TASK STATEMENT
Reproduce all of the data that follows, character for character.

RECORDS FOR THE EXERCISE
┏━━

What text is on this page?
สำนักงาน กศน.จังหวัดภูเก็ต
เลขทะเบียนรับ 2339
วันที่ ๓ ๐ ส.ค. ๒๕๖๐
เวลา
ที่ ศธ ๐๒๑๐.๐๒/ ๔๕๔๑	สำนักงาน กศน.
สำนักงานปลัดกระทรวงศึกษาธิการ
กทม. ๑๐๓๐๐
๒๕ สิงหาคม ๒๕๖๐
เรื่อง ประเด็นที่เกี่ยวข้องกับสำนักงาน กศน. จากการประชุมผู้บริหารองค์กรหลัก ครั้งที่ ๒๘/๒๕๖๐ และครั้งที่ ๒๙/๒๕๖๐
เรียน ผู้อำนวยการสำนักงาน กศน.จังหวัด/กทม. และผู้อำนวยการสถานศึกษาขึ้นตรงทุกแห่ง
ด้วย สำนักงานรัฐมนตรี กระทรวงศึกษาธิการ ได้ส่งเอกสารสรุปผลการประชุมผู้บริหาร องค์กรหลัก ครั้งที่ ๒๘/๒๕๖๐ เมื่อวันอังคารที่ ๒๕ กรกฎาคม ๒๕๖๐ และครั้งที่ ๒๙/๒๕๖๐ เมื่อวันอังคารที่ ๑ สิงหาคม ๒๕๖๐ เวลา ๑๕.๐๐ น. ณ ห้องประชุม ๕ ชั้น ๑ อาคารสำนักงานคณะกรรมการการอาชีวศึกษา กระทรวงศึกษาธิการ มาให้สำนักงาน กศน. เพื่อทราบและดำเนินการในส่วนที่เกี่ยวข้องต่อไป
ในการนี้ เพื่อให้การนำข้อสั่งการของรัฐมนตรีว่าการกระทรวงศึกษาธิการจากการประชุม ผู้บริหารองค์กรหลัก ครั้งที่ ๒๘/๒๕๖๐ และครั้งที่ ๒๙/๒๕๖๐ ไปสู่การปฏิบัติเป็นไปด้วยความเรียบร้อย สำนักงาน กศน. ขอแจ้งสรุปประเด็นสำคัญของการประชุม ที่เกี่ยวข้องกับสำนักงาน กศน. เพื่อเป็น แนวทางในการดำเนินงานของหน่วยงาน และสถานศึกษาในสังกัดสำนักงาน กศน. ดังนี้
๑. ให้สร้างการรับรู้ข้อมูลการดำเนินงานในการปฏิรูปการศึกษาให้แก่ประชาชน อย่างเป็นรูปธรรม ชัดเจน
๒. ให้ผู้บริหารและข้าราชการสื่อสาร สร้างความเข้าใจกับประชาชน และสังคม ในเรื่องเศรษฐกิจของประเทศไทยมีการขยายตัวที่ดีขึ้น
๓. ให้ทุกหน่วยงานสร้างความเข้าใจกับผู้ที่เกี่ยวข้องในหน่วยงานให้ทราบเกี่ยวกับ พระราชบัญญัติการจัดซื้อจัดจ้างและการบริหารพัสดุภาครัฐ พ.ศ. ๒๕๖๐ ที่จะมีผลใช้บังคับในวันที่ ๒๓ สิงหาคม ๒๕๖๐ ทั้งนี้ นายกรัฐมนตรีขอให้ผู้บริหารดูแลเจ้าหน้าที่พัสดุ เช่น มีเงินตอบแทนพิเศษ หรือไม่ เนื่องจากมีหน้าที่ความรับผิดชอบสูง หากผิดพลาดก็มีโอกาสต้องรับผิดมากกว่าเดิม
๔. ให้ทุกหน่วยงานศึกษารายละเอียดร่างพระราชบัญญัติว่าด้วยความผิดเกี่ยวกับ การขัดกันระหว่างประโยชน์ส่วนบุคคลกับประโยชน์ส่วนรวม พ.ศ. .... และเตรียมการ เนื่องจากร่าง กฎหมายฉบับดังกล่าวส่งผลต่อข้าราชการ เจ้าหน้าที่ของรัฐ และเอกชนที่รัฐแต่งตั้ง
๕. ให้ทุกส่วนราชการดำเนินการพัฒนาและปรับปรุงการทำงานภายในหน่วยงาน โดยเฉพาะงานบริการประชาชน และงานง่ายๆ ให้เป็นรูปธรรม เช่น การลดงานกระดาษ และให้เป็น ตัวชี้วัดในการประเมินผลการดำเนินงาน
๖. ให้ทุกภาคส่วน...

┗━━

RESPONSE TO THE EXERCISE
What text is on this page?
สำนักงาน กศน.จังหวัดภูเก็ต
เลขทะเบียนรับ 2339
วันที่ ๓ ๐ ส.ค. ๒๕๖๐
เวลา
ที่ ศธ ๐๒๑๐.๐๒/ ๔๕๔๑	สำนักงาน กศน.
สำนักงานปลัดกระทรวงศึกษาธิการ
กทม. ๑๐๓๐๐
๒๕ สิงหาคม ๒๕๖๐
เรื่อง ประเด็นที่เกี่ยวข้องกับสำนักงาน กศน. จากการประชุมผู้บริหารองค์กรหลัก ครั้งที่ ๒๘/๒๕๖๐ และครั้งที่ ๒๙/๒๕๖๐
เรียน ผู้อำนวยการสำนักงาน กศน.จังหวัด/กทม. และผู้อำนวยการสถานศึกษาขึ้นตรงทุกแห่ง
ด้วย สำนักงานรัฐมนตรี กระทรวงศึกษาธิการ ได้ส่งเอกสารสรุปผลการประชุมผู้บริหาร องค์กรหลัก ครั้งที่ ๒๘/๒๕๖๐ เมื่อวันอังคารที่ ๒๕ กรกฎาคม ๒๕๖๐ และครั้งที่ ๒๙/๒๕๖๐ เมื่อวันอังคารที่ ๑ สิงหาคม ๒๕๖๐ เวลา ๑๕.๐๐ น. ณ ห้องประชุม ๕ ชั้น ๑ อาคารสำนักงานคณะกรรมการการอาชีวศึกษา กระทรวงศึกษาธิการ มาให้สำนักงาน กศน. เพื่อทราบและดำเนินการในส่วนที่เกี่ยวข้องต่อไป
ในการนี้ เพื่อให้การนำข้อสั่งการของรัฐมนตรีว่าการกระทรวงศึกษาธิการจากการประชุม ผู้บริหารองค์กรหลัก ครั้งที่ ๒๘/๒๕๖๐ และครั้งที่ ๒๙/๒๕๖๐ ไปสู่การปฏิบัติเป็นไปด้วยความเรียบร้อย สำนักงาน กศน. ขอแจ้งสรุปประเด็นสำคัญของการประชุม ที่เกี่ยวข้องกับสำนักงาน กศน. เพื่อเป็น แนวทางในการดำเนินงานของหน่วยงาน และสถานศึกษาในสังกัดสำนักงาน กศน. ดังนี้
๑. ให้สร้างการรับรู้ข้อมูลการดำเนินงานในการปฏิรูปการศึกษาให้แก่ประชาชน อย่างเป็นรูปธรรม ชัดเจน
๒. ให้ผู้บริหารและข้าราชการสื่อสาร สร้างความเข้าใจกับประชาชน และสังคม ในเรื่องเศรษฐกิจของประเทศไทยมีการขยายตัวที่ดีขึ้น
๓. ให้ทุกหน่วยงานสร้างความเข้าใจกับผู้ที่เกี่ยวข้องในหน่วยงานให้ทราบเกี่ยวกับ พระราชบัญญัติการจัดซื้อจัดจ้างและการบริหารพัสดุภาครัฐ พ.ศ. ๒๕๖๐ ที่จะมีผลใช้บังคับในวันที่ ๒๓ สิงหาคม ๒๕๖๐ ทั้งนี้ นายกรัฐมนตรีขอให้ผู้บริหารดูแลเจ้าหน้าที่พัสดุ เช่น มีเงินตอบแทนพิเศษ หรือไม่ เนื่องจากมีหน้าที่ความรับผิดชอบสูง หากผิดพลาดก็มีโอกาสต้องรับผิดมากกว่าเดิม
๔. ให้ทุกหน่วยงานศึกษารายละเอียดร่างพระราชบัญญัติว่าด้วยความผิดเกี่ยวกับ การขัดกันระหว่างประโยชน์ส่วนบุคคลกับประโยชน์ส่วนรวม พ.ศ. .... และเตรียมการ เนื่องจากร่าง กฎหมายฉบับดังกล่าวส่งผลต่อข้าราชการ เจ้าหน้าที่ของรัฐ และเอกชนที่รัฐแต่งตั้ง
๕. ให้ทุกส่วนราชการดำเนินการพัฒนาและปรับปรุงการทำงานภายในหน่วยงาน โดยเฉพาะงานบริการประชาชน และงานง่ายๆ ให้เป็นรูปธรรม เช่น การลดงานกระดาษ และให้เป็น ตัวชี้วัดในการประเมินผลการดำเนินงาน
๖. ให้ทุกภาคส่วน...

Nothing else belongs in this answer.